=== DIRECTIONS FOR THIS TASK ===
In the entries below, find the line containing "Convert this screenshot". Copy it and all lines after it, exactly, through the end.

(Chart and figure data)
━━━━━━━━
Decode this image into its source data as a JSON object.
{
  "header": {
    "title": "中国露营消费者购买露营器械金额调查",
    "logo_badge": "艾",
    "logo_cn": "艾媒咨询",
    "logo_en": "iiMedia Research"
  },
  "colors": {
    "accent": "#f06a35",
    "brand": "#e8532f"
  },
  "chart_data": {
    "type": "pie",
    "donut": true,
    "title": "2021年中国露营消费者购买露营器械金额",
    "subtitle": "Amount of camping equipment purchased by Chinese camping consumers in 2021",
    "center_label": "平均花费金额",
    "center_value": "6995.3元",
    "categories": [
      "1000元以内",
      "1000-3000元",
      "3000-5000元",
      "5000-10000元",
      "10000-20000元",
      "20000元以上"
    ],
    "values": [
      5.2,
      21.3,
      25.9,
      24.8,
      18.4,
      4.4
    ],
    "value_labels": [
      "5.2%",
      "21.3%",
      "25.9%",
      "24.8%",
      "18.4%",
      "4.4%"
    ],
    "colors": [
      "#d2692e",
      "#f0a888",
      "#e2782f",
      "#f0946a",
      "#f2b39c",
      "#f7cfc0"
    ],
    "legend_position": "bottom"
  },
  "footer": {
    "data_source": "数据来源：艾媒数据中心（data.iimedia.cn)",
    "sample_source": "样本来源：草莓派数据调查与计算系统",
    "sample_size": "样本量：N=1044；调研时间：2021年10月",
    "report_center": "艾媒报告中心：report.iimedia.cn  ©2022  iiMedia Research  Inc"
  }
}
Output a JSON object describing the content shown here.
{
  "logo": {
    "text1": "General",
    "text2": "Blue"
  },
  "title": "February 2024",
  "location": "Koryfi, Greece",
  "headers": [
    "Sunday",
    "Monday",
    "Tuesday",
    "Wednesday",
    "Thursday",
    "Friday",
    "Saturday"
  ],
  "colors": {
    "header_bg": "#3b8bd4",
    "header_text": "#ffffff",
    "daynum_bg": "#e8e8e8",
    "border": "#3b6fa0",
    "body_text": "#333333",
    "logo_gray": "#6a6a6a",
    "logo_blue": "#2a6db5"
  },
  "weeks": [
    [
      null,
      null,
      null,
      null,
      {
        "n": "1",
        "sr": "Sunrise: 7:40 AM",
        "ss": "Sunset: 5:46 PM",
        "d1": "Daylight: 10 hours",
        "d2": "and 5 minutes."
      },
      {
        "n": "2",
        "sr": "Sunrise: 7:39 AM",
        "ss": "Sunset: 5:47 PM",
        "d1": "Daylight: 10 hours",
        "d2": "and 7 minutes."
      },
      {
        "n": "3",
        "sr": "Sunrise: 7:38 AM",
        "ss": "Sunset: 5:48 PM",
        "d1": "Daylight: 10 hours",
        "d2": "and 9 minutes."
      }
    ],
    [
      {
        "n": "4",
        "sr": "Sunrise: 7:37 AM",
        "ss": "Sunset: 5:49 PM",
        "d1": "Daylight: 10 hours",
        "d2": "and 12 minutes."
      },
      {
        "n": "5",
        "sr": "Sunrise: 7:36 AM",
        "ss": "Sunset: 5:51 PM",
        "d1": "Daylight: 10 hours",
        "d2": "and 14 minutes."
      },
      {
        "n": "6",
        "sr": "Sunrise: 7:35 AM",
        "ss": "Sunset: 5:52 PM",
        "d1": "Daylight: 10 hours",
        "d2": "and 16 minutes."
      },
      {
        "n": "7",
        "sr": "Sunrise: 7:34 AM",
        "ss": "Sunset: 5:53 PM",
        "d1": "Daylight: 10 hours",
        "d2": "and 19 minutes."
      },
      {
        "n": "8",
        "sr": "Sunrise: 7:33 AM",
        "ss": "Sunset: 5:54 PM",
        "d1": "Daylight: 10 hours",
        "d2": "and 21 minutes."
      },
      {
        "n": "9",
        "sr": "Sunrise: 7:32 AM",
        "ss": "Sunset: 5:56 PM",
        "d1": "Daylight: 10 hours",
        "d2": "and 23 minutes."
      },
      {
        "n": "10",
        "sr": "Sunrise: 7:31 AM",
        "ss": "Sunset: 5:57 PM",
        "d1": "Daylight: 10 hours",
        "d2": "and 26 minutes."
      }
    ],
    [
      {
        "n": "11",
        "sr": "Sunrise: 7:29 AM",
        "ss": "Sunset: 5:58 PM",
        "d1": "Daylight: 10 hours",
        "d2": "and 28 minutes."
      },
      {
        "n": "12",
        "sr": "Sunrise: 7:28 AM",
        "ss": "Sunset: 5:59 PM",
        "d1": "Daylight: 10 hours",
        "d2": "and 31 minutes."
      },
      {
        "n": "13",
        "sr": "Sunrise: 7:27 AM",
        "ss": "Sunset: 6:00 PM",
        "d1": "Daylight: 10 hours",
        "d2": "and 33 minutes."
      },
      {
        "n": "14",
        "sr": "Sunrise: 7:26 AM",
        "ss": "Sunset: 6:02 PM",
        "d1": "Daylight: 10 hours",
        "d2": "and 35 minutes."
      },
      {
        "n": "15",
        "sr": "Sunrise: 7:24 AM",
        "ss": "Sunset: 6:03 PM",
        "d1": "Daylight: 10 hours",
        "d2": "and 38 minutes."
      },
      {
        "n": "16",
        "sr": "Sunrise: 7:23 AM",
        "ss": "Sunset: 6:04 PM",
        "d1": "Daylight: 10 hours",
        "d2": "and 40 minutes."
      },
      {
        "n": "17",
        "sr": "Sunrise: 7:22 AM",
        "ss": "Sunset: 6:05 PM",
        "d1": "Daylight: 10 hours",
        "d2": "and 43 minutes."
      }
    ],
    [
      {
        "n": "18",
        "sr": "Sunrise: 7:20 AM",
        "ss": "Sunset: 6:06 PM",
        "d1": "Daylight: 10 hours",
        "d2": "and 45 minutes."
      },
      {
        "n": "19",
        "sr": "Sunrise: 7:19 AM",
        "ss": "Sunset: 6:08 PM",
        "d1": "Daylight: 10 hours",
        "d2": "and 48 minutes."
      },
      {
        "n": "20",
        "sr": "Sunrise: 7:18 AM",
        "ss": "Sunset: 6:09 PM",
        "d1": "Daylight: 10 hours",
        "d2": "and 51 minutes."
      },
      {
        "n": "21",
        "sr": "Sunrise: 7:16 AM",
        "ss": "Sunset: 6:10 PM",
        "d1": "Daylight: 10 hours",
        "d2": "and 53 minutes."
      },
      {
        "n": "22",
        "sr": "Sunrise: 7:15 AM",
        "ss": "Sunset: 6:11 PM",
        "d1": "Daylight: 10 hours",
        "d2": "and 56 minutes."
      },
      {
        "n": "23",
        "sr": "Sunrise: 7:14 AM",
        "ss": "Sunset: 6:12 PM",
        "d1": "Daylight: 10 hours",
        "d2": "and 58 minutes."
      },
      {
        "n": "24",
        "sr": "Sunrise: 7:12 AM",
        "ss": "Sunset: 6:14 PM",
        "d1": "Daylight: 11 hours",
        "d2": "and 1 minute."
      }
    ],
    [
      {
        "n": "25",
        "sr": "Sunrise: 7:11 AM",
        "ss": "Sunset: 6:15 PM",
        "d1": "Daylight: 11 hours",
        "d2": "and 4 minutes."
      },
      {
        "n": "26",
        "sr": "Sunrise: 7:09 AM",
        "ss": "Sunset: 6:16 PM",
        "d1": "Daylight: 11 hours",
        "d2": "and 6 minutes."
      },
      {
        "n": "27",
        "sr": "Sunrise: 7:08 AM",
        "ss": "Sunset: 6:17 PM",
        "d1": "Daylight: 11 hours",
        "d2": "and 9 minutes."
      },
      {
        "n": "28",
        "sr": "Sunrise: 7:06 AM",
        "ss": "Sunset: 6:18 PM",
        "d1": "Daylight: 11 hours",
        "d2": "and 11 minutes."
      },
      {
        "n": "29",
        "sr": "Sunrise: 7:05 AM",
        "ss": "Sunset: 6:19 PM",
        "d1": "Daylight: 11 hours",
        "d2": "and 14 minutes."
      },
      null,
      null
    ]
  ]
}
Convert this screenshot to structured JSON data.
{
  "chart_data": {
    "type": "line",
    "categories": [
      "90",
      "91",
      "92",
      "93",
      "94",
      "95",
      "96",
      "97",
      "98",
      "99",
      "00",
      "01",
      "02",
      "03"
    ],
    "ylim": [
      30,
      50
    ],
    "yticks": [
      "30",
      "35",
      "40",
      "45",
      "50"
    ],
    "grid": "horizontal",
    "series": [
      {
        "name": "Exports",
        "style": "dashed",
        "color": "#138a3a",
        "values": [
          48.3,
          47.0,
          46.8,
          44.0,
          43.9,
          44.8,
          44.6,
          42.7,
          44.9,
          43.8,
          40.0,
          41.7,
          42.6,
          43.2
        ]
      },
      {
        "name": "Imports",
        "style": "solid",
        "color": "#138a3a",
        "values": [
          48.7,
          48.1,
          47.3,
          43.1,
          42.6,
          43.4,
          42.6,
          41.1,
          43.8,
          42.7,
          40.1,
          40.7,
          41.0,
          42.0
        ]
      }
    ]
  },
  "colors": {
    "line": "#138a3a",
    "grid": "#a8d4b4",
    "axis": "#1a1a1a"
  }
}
━━━━━━━━
=== OUTPUT FOR THIS TASK ===
Convert this screenshot to structured JSON data.
{
  "chart_data": {
    "type": "line",
    "categories": [
      "90",
      "91",
      "92",
      "93",
      "94",
      "95",
      "96",
      "97",
      "98",
      "99",
      "00",
      "01",
      "02",
      "03"
    ],
    "ylim": [
      30,
      50
    ],
    "yticks": [
      "30",
      "35",
      "40",
      "45",
      "50"
    ],
    "grid": "horizontal",
    "series": [
      {
        "name": "Exports",
        "style": "dashed",
        "color": "#138a3a",
        "values": [
          48.3,
          47.0,
          46.8,
          44.0,
          43.9,
          44.8,
          44.6,
          42.7,
          44.9,
          43.8,
          40.0,
          41.7,
          42.6,
          43.2
        ]
      },
      {
        "name": "Imports",
        "style": "solid",
        "color": "#138a3a",
        "values": [
          48.7,
          48.1,
          47.3,
          43.1,
          42.6,
          43.4,
          42.6,
          41.1,
          43.8,
          42.7,
          40.1,
          40.7,
          41.0,
          42.0
        ]
      }
    ]
  },
  "colors": {
    "line": "#138a3a",
    "grid": "#a8d4b4",
    "axis": "#1a1a1a"
  }
}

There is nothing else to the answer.